[Start of SUPPLIED RECORDS]

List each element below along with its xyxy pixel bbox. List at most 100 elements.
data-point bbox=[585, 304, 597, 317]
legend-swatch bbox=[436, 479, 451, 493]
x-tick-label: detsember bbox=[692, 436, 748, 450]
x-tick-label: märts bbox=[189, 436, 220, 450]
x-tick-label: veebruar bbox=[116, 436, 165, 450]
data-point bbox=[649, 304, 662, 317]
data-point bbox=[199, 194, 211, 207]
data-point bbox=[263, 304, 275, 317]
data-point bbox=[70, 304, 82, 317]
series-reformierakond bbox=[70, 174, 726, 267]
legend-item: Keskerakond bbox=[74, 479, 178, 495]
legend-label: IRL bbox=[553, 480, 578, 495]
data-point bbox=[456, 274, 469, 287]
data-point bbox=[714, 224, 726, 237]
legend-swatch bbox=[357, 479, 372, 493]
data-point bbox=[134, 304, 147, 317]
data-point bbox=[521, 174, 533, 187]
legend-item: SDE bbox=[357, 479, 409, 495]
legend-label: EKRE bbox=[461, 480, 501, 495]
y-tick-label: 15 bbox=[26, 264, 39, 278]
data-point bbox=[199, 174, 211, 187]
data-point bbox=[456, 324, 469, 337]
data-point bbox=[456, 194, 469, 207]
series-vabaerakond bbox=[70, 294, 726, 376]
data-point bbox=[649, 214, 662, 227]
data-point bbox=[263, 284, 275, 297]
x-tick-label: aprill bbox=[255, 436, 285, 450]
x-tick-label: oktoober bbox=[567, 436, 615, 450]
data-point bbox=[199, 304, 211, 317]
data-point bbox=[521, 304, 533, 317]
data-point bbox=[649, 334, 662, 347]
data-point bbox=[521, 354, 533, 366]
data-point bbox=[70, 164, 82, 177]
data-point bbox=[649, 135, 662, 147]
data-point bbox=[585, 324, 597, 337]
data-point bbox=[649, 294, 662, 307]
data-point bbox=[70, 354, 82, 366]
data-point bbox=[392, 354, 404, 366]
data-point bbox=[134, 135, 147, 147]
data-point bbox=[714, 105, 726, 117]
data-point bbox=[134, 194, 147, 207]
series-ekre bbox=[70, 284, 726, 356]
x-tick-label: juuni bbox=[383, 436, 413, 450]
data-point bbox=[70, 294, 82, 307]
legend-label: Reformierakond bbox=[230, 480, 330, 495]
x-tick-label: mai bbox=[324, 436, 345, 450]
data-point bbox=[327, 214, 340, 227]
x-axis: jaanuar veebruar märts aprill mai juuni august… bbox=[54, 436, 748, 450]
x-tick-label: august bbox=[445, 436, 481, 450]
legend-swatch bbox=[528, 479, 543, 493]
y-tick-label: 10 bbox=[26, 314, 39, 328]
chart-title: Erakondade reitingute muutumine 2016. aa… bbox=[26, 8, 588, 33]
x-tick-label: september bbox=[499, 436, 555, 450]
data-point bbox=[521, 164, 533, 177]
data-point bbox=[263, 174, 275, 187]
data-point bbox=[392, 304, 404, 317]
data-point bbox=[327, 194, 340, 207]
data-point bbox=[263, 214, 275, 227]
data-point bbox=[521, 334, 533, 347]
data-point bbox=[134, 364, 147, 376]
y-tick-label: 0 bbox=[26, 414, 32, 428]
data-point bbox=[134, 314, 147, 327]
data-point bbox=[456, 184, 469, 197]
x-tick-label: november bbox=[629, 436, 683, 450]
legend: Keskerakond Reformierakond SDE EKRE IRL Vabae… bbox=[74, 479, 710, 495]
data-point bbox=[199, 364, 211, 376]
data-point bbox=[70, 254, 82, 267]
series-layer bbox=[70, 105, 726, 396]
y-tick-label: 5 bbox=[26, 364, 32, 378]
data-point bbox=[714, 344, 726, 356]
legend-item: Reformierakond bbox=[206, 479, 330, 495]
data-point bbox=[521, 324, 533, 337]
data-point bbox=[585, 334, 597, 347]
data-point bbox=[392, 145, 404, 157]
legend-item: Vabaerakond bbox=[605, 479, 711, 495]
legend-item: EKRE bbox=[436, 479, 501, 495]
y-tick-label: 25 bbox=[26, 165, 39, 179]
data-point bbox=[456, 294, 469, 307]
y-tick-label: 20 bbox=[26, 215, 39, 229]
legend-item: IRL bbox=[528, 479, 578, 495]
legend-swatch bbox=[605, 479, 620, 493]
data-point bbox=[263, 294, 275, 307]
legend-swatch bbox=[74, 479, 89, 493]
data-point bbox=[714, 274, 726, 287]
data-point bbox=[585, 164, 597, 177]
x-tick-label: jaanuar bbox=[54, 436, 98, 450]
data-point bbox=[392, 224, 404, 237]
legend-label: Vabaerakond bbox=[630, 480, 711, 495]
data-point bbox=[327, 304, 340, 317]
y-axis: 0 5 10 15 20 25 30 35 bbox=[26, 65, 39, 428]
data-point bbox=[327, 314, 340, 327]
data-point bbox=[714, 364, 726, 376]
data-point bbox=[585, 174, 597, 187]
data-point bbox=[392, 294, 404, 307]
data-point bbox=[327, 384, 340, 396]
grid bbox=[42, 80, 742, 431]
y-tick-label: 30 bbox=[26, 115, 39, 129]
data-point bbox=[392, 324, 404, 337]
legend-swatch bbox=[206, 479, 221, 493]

[End of SUPPLIED RECORDS]
[Start of SUPPLIED RECORDS]

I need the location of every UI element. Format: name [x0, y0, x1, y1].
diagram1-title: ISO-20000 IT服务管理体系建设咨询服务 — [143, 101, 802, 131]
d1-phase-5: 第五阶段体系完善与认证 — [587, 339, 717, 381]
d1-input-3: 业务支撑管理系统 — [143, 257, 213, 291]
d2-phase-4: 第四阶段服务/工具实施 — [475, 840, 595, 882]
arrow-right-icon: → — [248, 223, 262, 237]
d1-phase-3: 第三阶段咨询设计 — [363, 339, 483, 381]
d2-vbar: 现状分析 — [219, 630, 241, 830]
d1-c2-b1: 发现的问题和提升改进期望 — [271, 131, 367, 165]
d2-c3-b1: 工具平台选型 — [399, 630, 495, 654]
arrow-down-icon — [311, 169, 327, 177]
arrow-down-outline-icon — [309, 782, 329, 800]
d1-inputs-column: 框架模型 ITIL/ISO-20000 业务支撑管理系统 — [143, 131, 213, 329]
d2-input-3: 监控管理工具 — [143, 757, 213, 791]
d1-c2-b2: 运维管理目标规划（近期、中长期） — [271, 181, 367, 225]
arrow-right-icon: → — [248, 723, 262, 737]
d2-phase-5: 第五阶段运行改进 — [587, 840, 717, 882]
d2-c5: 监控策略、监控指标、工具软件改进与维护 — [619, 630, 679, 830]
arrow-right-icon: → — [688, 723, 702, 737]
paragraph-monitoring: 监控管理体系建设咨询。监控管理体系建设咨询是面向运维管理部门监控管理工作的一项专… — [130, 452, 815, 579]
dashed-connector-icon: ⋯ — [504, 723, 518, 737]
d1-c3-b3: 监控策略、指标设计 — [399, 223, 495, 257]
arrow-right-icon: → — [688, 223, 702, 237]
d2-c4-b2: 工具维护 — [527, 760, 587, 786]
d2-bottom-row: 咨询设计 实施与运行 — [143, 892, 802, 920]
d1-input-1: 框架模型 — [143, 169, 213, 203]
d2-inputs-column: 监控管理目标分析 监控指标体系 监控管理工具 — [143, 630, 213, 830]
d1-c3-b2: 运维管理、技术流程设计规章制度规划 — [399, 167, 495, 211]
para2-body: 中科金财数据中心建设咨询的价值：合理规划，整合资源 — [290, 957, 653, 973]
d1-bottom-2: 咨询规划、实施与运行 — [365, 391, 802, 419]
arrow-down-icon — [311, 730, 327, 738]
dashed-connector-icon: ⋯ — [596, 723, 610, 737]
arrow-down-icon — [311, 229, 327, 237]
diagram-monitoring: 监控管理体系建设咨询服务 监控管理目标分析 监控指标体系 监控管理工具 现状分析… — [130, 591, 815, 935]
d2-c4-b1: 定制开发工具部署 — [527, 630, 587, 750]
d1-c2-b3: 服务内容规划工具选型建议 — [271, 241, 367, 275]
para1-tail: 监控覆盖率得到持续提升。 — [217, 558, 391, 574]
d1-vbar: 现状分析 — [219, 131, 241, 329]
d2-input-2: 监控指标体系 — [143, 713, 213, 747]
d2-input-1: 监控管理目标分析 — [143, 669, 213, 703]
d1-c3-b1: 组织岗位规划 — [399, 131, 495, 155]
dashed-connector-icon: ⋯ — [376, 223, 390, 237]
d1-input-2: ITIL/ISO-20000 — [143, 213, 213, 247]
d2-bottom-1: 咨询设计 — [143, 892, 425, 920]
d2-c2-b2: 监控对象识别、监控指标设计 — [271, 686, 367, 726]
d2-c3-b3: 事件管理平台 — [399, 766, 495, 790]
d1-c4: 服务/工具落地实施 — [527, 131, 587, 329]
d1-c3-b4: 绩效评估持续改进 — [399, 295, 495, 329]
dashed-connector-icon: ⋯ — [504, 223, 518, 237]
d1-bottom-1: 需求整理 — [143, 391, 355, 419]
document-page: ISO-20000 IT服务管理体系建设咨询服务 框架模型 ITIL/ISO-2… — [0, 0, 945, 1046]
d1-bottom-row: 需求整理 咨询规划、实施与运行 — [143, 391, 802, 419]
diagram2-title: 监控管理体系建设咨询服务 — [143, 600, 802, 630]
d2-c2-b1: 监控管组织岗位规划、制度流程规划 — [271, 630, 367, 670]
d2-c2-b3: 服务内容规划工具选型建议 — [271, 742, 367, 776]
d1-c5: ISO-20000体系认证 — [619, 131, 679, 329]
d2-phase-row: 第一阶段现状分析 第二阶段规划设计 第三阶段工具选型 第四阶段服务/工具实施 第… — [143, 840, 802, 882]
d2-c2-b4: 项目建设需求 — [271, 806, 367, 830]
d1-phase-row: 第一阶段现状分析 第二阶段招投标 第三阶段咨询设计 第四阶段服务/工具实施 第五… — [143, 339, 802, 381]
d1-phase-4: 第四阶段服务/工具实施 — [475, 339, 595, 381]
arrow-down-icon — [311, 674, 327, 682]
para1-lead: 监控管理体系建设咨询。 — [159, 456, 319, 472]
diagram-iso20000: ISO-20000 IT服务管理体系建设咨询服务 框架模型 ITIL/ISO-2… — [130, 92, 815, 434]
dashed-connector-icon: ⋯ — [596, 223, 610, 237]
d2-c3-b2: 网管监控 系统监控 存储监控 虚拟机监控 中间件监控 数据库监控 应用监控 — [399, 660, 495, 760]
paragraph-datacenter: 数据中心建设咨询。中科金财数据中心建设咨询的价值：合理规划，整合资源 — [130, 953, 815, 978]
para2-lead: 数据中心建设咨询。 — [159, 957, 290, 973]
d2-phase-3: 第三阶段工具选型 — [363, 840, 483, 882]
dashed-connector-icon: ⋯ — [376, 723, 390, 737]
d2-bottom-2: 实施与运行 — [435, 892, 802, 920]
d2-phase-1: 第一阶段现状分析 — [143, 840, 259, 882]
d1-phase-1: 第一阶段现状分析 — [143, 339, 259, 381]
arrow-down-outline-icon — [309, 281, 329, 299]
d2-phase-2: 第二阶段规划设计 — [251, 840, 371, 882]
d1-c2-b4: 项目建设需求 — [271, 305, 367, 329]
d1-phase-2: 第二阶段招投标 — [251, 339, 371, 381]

[End of SUPPLIED RECORDS]

> **WHAT THE EXERCISE ASKS**: Could you update the entries from the line containing "I need the location" through the line containing "arrow-down-outline-icon — [309, 782, 329, 800]" by replacing "arrow-down-icon" with "chevron-down-icon", keeping everything else unchanged and returning only those lines?

> **FULL ANSWER**:
I need the location of every UI element. Format: name [x0, y0, x1, y1].
diagram1-title: ISO-20000 IT服务管理体系建设咨询服务 — [143, 101, 802, 131]
d1-phase-5: 第五阶段体系完善与认证 — [587, 339, 717, 381]
d1-input-3: 业务支撑管理系统 — [143, 257, 213, 291]
d2-phase-4: 第四阶段服务/工具实施 — [475, 840, 595, 882]
arrow-right-icon: → — [248, 223, 262, 237]
d1-phase-3: 第三阶段咨询设计 — [363, 339, 483, 381]
d2-vbar: 现状分析 — [219, 630, 241, 830]
d1-c2-b1: 发现的问题和提升改进期望 — [271, 131, 367, 165]
d2-c3-b1: 工具平台选型 — [399, 630, 495, 654]
chevron-down-icon — [311, 169, 327, 177]
arrow-down-outline-icon — [309, 782, 329, 800]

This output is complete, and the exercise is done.